> _The problem_
Using the listing below, extract each line that has the word "станцию" in it.

Data records
_ _ _ _
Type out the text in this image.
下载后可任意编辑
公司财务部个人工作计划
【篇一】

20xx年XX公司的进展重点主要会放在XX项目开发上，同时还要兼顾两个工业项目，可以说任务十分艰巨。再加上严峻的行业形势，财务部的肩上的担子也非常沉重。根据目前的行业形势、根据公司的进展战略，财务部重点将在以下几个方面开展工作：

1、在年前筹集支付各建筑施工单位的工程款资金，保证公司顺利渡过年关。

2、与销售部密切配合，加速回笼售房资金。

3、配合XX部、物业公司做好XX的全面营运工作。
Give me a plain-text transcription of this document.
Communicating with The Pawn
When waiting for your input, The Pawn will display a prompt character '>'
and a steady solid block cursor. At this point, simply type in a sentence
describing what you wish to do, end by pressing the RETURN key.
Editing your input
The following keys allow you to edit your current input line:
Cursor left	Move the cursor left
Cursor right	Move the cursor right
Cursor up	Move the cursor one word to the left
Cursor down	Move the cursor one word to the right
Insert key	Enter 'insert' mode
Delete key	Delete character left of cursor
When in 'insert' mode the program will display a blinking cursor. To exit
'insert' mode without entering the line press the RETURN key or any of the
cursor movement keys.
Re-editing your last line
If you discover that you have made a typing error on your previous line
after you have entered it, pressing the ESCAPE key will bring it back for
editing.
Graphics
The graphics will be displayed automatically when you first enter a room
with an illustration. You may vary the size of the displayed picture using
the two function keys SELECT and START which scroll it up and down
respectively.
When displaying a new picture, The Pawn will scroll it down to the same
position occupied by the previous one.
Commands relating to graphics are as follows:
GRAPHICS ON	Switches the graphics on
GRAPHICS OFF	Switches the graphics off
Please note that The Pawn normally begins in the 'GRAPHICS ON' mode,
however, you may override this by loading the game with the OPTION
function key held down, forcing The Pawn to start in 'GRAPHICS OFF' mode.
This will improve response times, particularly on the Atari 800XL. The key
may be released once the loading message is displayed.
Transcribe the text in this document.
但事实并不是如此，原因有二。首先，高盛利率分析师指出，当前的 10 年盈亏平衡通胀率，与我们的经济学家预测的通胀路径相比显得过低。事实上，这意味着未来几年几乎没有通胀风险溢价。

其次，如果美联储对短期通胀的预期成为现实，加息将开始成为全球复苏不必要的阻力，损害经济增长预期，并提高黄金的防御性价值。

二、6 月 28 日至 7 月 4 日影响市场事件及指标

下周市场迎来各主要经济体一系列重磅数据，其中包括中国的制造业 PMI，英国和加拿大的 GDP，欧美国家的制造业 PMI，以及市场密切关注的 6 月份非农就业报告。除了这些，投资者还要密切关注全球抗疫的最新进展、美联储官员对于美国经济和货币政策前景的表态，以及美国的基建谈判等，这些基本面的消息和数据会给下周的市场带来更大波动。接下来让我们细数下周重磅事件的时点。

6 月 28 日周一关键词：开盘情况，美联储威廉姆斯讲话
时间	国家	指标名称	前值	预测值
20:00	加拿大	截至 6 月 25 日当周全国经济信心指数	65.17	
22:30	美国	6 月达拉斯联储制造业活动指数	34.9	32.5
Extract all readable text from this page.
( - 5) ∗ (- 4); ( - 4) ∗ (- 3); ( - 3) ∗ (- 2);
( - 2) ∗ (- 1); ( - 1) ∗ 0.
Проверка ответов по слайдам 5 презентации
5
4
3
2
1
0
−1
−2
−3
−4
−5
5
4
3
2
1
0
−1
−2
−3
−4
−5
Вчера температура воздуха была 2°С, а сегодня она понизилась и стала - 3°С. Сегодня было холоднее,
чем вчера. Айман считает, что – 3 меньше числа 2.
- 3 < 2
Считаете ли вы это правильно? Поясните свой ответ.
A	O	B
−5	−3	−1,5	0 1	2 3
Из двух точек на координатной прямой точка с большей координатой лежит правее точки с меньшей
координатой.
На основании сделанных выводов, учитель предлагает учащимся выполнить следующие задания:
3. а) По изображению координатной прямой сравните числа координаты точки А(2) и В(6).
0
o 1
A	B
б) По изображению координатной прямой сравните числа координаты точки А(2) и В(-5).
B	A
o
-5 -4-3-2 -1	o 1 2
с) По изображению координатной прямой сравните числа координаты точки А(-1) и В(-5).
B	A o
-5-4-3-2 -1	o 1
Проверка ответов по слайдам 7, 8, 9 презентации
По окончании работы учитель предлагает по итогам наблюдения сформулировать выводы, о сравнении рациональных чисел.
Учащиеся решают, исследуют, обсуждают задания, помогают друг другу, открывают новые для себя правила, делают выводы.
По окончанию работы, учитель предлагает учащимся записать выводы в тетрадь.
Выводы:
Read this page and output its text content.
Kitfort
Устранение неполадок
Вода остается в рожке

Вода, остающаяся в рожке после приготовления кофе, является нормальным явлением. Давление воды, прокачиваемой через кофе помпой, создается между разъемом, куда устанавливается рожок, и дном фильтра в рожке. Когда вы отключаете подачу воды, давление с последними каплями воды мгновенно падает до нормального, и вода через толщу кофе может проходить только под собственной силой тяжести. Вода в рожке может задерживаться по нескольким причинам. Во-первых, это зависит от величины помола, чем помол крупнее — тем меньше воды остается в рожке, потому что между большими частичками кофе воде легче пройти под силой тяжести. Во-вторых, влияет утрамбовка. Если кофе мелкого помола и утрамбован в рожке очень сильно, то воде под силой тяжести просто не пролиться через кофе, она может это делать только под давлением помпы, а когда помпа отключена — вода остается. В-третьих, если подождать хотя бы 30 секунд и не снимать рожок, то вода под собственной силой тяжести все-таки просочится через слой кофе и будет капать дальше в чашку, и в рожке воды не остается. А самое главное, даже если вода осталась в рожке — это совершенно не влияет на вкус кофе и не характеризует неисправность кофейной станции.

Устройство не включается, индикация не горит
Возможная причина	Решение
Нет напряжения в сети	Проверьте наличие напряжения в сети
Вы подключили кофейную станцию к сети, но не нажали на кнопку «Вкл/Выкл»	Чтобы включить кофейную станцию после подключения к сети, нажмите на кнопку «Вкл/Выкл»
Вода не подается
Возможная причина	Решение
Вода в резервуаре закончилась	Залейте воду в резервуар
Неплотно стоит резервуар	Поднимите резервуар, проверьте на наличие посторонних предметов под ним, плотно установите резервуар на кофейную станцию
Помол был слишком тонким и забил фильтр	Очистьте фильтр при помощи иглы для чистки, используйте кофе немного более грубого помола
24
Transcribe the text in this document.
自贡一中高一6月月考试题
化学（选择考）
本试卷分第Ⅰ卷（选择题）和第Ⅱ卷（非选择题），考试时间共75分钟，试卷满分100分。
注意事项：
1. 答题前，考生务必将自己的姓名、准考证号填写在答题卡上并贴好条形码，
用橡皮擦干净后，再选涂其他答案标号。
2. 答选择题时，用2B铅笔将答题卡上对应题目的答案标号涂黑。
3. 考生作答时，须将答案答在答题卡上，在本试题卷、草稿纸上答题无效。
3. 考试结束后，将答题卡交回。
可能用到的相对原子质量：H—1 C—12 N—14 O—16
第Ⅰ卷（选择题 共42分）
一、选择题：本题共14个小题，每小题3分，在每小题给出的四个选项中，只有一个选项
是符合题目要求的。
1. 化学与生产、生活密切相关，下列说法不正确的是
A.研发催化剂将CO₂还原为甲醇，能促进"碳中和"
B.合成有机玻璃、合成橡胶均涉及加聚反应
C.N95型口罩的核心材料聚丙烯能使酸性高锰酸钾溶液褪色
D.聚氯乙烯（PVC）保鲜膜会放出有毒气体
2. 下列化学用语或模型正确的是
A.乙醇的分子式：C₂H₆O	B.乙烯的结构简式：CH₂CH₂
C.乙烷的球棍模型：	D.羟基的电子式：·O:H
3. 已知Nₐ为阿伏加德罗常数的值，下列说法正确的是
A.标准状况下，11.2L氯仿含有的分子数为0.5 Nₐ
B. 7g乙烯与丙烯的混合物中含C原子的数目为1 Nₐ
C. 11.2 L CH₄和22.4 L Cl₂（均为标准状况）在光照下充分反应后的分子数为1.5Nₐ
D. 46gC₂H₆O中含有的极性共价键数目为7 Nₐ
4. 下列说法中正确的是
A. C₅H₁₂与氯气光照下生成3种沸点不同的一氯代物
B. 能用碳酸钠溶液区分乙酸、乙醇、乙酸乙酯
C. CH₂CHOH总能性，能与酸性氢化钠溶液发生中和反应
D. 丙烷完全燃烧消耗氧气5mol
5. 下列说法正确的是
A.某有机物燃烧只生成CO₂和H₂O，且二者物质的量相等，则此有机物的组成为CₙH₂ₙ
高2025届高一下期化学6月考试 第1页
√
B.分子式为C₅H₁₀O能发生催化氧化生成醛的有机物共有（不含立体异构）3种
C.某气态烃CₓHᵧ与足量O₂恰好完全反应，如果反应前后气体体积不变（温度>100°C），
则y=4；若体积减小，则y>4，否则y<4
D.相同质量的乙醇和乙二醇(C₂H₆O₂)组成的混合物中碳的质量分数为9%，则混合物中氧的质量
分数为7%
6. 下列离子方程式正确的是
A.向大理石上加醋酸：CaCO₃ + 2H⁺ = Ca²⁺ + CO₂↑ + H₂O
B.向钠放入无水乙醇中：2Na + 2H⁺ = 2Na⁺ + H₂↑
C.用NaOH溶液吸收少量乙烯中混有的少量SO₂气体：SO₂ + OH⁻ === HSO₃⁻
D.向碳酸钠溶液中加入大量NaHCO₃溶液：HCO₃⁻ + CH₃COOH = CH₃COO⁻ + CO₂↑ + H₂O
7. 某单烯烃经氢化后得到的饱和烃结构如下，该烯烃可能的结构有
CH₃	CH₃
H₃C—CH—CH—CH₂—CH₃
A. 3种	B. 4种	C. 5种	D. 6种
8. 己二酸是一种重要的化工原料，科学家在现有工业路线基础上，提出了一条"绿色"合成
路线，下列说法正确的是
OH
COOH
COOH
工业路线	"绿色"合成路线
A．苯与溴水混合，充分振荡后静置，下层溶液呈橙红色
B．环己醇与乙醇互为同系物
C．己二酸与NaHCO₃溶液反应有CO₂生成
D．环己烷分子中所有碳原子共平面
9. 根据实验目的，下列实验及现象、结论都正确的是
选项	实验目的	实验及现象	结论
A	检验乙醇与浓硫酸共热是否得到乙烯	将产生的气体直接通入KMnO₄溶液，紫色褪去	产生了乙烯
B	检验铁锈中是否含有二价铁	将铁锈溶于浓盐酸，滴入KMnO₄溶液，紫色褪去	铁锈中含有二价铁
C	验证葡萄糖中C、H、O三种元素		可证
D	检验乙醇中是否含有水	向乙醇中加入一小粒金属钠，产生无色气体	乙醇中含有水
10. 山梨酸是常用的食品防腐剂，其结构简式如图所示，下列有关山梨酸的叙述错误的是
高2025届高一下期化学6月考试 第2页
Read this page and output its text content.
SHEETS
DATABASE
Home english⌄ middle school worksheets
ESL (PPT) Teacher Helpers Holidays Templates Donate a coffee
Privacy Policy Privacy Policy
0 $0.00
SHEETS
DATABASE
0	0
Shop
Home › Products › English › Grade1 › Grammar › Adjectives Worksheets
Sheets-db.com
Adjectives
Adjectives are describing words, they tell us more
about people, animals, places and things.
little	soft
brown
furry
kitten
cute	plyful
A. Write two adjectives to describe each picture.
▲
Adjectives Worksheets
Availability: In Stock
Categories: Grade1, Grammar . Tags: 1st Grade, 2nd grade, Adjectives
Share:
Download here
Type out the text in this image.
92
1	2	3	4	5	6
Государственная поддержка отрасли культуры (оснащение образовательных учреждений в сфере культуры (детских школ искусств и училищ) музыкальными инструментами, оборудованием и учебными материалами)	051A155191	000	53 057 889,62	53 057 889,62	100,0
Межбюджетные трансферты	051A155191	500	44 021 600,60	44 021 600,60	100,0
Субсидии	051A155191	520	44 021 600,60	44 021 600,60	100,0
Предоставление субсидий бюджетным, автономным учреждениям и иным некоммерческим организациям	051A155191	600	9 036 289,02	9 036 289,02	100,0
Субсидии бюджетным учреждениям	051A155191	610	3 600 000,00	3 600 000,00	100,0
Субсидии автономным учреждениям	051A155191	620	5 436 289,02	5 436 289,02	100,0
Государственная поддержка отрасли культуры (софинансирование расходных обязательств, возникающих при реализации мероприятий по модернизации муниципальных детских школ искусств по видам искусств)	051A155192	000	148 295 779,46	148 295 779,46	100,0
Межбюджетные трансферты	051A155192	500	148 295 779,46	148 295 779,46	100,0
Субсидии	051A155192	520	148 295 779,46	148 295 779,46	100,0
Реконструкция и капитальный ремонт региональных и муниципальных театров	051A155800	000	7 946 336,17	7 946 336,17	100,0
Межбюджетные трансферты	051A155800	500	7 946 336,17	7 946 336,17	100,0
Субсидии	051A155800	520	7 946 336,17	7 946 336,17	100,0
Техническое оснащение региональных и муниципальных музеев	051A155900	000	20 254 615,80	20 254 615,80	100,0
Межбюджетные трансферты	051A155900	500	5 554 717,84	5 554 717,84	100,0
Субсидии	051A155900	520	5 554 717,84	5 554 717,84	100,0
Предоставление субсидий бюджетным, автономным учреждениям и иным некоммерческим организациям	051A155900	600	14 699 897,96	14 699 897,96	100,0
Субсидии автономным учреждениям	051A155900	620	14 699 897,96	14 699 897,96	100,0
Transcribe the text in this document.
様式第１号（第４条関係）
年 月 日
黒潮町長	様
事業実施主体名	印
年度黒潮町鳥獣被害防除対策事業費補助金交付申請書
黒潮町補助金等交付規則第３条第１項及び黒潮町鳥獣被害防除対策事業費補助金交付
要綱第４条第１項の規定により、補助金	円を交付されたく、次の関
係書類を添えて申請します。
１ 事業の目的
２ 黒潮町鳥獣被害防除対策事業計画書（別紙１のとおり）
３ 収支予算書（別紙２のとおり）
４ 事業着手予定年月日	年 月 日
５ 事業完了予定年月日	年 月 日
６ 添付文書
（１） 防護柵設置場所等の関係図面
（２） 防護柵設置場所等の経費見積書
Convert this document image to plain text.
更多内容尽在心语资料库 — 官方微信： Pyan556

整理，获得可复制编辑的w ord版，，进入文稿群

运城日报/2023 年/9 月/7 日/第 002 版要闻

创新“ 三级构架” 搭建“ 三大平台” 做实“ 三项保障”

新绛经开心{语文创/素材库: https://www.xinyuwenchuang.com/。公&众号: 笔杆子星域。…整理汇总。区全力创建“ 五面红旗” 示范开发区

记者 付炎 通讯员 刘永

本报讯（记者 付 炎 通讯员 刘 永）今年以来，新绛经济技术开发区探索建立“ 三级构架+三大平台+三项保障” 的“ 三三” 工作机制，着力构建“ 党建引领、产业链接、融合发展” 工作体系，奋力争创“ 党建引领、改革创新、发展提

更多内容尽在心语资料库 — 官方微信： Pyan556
_ _ _ _
> _Result of the task_
Вы подключили кофейную станцию к сети, но не нажали на кнопку «Вкл/Выкл»	Чтобы включить кофейную станцию после подключения к сети, нажмите на кнопку «Вкл/Выкл»
Неплотно стоит резервуар	Поднимите резервуар, проверьте на наличие посторонних предметов под ним, плотно установите резервуар на кофейную станцию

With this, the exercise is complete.